*Stated exercise*. Below are records; count the lines in them that hold "RHESSI" and give only the count.

------

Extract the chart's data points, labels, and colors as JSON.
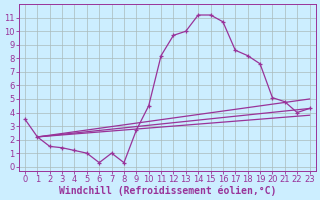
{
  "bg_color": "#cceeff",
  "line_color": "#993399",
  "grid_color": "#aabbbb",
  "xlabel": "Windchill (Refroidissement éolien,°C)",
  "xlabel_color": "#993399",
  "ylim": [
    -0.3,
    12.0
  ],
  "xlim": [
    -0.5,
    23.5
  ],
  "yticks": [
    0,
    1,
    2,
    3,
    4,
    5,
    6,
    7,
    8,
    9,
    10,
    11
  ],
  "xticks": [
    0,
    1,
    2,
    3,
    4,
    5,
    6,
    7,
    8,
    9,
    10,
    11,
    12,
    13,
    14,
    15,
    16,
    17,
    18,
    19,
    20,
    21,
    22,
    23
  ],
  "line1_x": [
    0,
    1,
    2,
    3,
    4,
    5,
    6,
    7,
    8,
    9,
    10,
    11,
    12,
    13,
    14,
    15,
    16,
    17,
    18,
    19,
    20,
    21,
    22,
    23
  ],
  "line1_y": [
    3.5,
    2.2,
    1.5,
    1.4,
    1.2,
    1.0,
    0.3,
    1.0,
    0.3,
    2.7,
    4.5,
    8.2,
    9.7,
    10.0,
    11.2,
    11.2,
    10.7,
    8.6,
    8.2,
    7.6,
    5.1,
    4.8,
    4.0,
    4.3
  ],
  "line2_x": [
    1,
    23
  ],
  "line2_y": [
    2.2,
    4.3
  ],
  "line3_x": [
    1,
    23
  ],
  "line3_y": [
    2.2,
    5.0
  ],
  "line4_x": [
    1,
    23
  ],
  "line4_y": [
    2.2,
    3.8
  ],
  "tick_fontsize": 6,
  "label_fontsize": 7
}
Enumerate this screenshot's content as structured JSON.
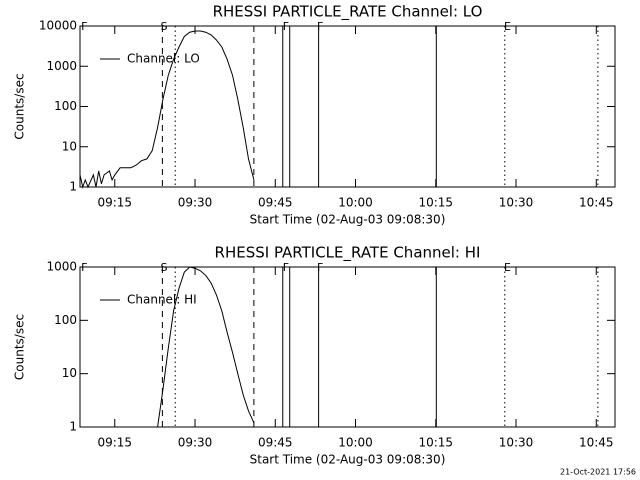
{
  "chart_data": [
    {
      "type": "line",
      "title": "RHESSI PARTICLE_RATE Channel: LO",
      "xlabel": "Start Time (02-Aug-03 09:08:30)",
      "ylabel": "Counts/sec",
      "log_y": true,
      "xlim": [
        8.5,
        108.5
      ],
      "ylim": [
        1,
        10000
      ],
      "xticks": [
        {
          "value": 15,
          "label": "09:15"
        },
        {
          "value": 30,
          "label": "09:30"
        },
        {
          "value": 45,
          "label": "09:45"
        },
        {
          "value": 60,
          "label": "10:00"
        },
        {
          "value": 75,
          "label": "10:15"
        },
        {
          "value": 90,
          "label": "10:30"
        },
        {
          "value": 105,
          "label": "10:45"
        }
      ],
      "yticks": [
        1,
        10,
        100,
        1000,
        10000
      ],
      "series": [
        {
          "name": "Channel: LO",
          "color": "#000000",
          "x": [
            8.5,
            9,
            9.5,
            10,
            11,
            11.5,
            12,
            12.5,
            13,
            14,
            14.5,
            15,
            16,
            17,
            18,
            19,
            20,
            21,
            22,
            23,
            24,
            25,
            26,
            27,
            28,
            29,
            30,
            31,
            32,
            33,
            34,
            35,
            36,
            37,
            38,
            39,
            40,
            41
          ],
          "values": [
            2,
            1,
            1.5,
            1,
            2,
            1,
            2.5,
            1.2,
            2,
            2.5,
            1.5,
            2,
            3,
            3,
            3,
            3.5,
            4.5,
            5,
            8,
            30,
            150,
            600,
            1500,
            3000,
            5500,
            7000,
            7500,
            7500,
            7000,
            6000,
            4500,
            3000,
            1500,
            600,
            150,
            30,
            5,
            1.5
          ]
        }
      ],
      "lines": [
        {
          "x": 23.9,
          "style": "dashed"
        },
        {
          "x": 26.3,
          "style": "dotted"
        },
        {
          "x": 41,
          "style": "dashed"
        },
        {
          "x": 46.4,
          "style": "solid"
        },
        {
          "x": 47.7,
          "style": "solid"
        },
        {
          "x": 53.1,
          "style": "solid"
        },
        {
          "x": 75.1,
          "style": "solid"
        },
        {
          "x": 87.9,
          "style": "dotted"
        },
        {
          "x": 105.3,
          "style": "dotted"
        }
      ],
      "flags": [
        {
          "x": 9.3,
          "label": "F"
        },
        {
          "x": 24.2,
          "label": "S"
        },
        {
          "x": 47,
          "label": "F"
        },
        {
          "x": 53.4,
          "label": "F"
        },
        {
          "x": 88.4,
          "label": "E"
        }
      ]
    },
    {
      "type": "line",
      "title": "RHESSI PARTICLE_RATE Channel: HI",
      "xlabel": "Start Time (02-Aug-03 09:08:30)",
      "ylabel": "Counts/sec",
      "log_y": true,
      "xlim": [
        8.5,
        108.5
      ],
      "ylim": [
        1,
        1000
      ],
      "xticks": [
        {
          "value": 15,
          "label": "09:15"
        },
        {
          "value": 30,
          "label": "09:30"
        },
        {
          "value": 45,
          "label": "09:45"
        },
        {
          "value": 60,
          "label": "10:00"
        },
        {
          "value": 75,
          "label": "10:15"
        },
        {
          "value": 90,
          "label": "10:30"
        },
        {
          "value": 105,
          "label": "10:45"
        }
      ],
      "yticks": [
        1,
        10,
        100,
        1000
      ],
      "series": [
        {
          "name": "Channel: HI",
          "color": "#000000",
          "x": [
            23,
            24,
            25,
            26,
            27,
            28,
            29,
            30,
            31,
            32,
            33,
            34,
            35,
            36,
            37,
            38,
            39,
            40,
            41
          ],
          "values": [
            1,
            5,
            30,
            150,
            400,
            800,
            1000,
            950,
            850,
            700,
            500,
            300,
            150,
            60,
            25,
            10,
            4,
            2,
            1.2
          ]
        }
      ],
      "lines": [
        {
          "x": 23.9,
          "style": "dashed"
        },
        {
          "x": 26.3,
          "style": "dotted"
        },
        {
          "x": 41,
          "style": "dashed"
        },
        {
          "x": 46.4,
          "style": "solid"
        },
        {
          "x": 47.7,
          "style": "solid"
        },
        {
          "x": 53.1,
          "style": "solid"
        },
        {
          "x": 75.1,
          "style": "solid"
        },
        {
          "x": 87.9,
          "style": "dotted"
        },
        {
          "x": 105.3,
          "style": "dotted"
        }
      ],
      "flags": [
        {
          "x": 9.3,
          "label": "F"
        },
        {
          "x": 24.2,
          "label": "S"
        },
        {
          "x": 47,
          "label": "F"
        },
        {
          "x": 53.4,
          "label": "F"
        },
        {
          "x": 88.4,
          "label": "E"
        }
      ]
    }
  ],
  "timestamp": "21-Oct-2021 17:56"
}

------

*Output for this task*. 2